### EXTRACTED DATA
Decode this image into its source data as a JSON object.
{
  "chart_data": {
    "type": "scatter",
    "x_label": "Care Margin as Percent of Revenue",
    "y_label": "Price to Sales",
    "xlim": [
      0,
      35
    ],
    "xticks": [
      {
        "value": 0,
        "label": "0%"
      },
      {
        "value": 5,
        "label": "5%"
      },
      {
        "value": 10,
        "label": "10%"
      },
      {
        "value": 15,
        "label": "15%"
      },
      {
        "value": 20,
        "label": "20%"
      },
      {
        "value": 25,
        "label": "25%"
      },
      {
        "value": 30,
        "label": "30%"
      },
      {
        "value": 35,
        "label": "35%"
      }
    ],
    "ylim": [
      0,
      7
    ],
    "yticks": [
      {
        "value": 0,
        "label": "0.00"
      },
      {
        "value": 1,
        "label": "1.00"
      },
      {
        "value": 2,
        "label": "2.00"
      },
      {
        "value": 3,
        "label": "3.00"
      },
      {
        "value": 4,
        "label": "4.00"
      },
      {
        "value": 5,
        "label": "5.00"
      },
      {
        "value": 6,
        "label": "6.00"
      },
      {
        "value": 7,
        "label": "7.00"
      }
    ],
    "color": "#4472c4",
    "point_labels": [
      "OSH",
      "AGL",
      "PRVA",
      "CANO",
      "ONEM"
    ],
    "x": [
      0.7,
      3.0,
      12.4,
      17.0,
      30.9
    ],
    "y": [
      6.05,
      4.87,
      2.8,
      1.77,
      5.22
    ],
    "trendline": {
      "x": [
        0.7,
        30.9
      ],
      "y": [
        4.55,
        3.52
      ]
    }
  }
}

* * *

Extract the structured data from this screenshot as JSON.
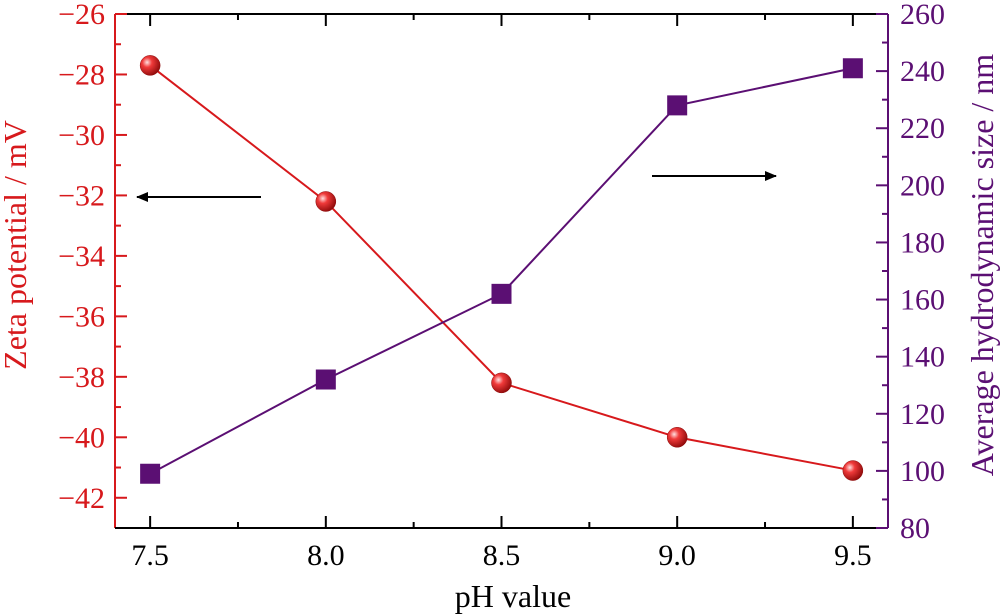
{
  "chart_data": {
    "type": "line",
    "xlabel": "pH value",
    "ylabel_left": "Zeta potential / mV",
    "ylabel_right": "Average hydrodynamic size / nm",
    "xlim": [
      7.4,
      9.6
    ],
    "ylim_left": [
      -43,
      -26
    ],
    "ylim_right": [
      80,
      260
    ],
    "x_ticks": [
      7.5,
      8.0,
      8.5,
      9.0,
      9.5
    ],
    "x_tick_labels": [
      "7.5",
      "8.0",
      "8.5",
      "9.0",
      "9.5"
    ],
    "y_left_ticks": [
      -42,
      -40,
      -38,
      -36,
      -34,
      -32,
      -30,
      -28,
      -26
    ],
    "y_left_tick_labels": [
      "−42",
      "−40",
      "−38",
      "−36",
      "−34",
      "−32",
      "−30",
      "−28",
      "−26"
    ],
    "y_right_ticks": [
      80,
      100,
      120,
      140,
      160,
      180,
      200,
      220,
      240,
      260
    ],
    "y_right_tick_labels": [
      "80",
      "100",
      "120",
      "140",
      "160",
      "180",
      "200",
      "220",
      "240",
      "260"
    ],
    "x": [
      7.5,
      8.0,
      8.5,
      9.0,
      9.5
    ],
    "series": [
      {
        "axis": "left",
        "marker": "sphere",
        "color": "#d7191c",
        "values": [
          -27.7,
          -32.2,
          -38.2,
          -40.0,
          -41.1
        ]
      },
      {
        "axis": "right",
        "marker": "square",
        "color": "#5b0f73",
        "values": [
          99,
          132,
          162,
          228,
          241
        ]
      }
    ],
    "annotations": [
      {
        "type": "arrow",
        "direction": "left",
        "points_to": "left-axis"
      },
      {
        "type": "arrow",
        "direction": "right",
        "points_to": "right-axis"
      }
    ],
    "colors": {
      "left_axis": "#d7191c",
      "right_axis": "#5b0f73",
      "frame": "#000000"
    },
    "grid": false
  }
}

* * *

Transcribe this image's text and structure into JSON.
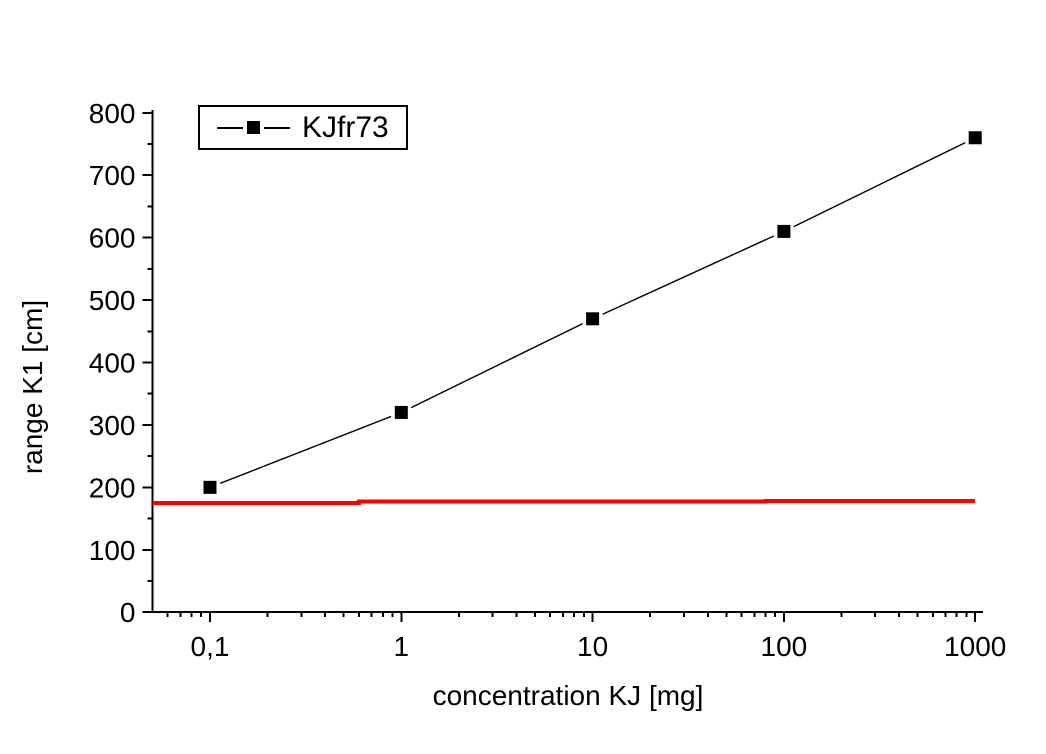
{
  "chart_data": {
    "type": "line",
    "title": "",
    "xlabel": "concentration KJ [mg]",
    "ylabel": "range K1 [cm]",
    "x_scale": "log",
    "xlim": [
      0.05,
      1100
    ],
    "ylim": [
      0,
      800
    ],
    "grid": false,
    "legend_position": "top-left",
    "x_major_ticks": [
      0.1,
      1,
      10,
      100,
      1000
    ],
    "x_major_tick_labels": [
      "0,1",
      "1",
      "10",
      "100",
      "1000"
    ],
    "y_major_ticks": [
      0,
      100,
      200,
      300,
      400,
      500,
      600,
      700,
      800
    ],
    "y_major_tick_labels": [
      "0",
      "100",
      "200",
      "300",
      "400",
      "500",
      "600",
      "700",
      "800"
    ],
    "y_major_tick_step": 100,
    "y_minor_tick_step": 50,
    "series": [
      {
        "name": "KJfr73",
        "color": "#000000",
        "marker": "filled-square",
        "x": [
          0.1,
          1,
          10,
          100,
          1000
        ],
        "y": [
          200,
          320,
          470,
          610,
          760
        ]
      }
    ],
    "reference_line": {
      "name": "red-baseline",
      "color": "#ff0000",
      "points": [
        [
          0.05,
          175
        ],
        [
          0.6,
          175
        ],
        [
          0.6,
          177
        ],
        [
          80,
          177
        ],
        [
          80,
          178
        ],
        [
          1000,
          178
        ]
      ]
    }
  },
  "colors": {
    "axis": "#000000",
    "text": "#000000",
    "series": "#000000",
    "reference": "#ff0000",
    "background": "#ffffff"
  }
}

### WHAT IS ASKED
Take every line from the data that contains the word "image".

### WRITTEN ANSWER
Decode this image into its source data as a JSON object.
Transcribe this image's text and structure into JSON.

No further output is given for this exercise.